## START

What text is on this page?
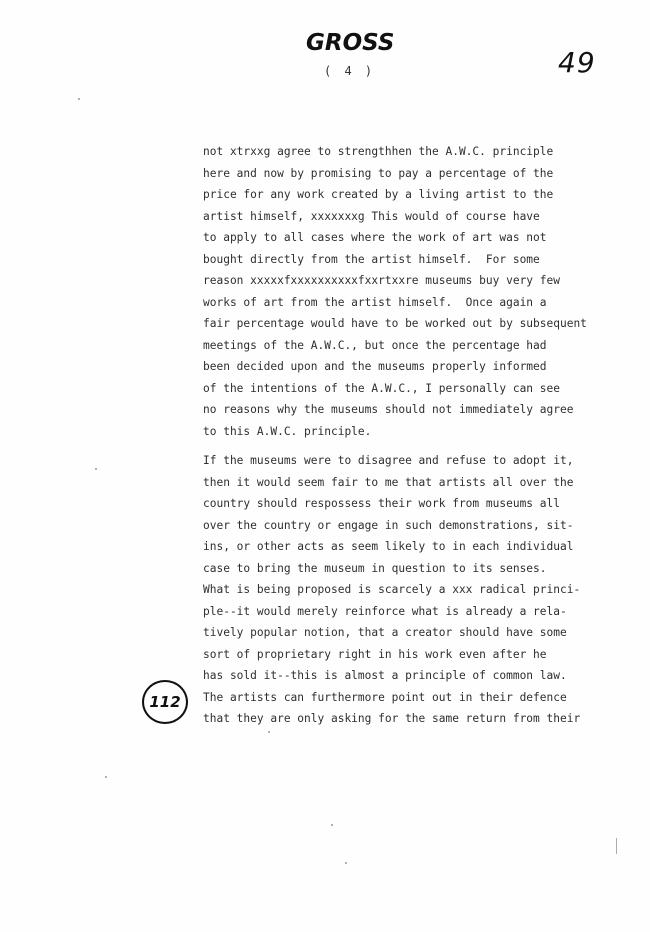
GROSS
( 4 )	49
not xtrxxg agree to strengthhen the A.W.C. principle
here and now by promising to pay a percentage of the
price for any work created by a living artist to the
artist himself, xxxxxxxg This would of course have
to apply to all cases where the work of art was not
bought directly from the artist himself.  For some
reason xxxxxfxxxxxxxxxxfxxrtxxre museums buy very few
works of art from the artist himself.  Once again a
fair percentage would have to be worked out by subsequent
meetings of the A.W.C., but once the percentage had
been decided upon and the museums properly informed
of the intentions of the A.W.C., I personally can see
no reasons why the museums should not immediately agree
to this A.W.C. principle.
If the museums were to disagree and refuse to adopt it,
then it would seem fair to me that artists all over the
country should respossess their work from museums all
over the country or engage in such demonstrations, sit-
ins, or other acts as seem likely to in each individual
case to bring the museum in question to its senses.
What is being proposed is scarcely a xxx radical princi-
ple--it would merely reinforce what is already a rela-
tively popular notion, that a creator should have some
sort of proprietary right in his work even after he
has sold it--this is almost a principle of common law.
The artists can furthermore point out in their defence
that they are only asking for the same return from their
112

## END

[YOUR TASK]: Omit the images and transcribe all of the records above word for word.

[TASK RESPONSE]:
What text is on this page?
GROSS
( 4 )	49
not xtrxxg agree to strengthhen the A.W.C. principle
here and now by promising to pay a percentage of the
price for any work created by a living artist to the
artist himself, xxxxxxxg This would of course have
to apply to all cases where the work of art was not
bought directly from the artist himself.  For some
reason xxxxxfxxxxxxxxxxfxxrtxxre museums buy very few
works of art from the artist himself.  Once again a
fair percentage would have to be worked out by subsequent
meetings of the A.W.C., but once the percentage had
been decided upon and the museums properly informed
of the intentions of the A.W.C., I personally can see
no reasons why the museums should not immediately agree
to this A.W.C. principle.
If the museums were to disagree and refuse to adopt it,
then it would seem fair to me that artists all over the
country should respossess their work from museums all
over the country or engage in such demonstrations, sit-
ins, or other acts as seem likely to in each individual
case to bring the museum in question to its senses.
What is being proposed is scarcely a xxx radical princi-
ple--it would merely reinforce what is already a rela-
tively popular notion, that a creator should have some
sort of proprietary right in his work even after he
has sold it--this is almost a principle of common law.
The artists can furthermore point out in their defence
that they are only asking for the same return from their
112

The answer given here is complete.